-- Data entries start --
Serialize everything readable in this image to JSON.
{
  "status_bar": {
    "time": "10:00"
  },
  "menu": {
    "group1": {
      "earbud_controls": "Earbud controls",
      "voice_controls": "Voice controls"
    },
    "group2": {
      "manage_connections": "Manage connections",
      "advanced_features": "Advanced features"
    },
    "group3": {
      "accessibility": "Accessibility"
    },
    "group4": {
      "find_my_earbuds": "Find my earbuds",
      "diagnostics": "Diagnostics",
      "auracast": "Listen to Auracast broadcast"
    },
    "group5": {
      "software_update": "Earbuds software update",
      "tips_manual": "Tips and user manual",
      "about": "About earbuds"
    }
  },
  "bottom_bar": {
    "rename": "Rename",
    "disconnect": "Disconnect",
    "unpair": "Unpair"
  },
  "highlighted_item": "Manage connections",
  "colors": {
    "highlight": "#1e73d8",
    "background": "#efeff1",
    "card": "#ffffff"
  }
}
-- Data entries end --
▸ Work to be completed
Repeat the entries above exactly, leaving nothing out.

▸ Response below
Serialize everything readable in this image to JSON.
{
  "status_bar": {
    "time": "10:00"
  },
  "menu": {
    "group1": {
      "earbud_controls": "Earbud controls",
      "voice_controls": "Voice controls"
    },
    "group2": {
      "manage_connections": "Manage connections",
      "advanced_features": "Advanced features"
    },
    "group3": {
      "accessibility": "Accessibility"
    },
    "group4": {
      "find_my_earbuds": "Find my earbuds",
      "diagnostics": "Diagnostics",
      "auracast": "Listen to Auracast broadcast"
    },
    "group5": {
      "software_update": "Earbuds software update",
      "tips_manual": "Tips and user manual",
      "about": "About earbuds"
    }
  },
  "bottom_bar": {
    "rename": "Rename",
    "disconnect": "Disconnect",
    "unpair": "Unpair"
  },
  "highlighted_item": "Manage connections",
  "colors": {
    "highlight": "#1e73d8",
    "background": "#efeff1",
    "card": "#ffffff"
  }
}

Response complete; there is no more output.